_What the task requires_
Which lines have the string "JSON"? Copy all of them from the entries below.

Dataset records
* start *

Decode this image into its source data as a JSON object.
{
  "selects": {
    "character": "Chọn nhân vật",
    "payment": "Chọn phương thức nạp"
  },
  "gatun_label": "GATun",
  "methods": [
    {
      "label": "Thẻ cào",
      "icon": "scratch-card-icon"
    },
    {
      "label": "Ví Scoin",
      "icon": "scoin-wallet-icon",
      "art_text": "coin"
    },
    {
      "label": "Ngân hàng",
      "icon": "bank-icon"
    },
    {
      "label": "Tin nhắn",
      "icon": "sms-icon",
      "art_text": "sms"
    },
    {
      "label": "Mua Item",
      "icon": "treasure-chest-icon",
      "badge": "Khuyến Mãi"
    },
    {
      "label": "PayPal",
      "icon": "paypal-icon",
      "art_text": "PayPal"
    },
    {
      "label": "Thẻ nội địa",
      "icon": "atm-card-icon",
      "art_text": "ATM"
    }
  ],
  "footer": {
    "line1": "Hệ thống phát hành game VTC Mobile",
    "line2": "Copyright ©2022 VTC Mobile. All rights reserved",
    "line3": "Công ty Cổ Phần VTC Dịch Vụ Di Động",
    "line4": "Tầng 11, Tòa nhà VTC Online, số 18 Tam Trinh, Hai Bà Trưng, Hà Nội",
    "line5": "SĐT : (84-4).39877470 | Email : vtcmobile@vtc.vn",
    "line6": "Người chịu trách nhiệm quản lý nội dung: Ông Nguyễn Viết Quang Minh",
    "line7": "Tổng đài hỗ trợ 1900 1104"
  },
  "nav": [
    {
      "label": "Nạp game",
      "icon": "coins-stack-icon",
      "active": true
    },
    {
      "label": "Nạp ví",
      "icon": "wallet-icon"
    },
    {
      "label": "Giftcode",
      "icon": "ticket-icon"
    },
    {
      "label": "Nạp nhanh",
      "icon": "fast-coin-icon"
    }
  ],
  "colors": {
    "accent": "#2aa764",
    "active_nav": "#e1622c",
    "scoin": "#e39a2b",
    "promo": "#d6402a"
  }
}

* end *
* start *

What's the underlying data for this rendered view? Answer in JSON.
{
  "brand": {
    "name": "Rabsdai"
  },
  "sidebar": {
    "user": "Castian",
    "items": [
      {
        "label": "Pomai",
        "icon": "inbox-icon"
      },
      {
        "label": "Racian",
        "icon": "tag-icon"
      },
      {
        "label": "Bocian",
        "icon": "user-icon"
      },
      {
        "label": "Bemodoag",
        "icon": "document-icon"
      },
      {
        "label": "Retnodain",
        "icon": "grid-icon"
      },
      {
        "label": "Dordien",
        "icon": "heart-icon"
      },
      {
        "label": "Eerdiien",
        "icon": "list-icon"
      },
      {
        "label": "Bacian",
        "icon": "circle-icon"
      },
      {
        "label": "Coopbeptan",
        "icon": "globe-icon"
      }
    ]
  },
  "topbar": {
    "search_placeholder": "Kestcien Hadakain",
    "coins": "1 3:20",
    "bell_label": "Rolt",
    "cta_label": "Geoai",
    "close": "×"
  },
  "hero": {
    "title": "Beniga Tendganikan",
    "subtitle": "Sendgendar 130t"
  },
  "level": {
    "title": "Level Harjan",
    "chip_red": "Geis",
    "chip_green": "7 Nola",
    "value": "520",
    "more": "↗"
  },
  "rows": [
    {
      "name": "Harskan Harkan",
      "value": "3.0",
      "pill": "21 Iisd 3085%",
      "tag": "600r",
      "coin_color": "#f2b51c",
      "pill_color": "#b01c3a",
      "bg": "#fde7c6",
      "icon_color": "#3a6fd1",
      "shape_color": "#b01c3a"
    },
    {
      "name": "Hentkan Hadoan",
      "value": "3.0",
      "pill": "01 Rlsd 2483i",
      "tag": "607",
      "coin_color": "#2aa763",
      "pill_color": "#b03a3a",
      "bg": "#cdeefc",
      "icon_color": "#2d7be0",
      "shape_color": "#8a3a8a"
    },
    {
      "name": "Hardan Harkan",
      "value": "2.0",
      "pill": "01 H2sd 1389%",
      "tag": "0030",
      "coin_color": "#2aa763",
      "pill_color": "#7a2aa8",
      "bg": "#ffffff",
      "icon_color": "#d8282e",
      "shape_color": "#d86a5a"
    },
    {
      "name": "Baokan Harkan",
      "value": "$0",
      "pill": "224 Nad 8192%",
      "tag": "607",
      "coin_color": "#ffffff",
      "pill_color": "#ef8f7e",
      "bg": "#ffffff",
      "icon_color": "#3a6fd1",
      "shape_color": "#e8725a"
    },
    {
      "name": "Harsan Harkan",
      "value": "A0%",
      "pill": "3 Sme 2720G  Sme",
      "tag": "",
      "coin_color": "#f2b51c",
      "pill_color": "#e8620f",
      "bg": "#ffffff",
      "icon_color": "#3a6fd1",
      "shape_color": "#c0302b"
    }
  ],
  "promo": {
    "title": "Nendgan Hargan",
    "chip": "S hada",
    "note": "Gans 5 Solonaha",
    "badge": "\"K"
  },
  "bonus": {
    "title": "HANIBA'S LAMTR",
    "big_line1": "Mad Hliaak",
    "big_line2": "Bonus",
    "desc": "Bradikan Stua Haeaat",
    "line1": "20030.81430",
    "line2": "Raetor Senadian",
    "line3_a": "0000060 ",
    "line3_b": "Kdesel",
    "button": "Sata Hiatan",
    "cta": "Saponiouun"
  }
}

* end *
* start *

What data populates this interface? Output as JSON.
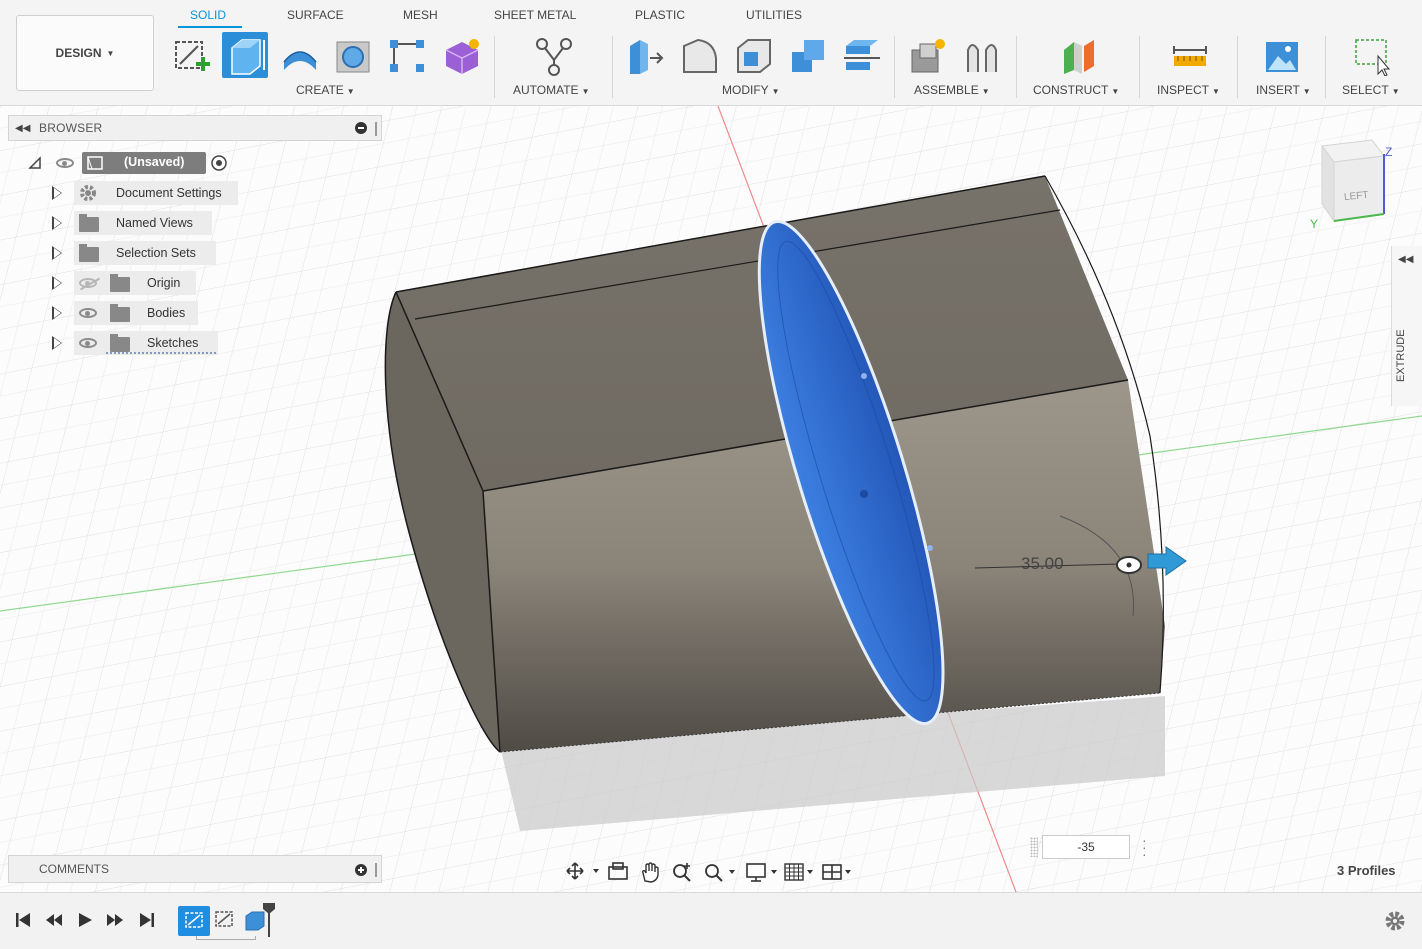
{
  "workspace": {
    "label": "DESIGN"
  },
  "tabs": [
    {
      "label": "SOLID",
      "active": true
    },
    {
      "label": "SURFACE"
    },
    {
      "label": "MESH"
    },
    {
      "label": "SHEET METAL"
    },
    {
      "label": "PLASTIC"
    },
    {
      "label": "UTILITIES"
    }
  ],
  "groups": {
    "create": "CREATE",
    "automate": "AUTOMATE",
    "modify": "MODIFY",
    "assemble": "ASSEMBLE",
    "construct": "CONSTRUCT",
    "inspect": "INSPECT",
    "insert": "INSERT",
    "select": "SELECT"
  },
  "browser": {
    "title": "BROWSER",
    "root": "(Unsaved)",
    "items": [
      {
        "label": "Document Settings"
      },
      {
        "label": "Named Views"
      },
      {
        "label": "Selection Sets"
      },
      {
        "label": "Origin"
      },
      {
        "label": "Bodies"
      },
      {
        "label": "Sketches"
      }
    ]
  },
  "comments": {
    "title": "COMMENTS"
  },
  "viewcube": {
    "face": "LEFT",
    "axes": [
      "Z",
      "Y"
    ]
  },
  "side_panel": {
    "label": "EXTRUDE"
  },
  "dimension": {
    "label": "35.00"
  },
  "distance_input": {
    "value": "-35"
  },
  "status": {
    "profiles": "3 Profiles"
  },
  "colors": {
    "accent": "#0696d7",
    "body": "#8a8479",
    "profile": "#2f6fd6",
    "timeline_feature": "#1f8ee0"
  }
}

* end *

_Solution for this task_
Decode this image into its source data as a JSON object.
What's the underlying data for this rendered view? Answer in JSON.
What data populates this interface? Output as JSON.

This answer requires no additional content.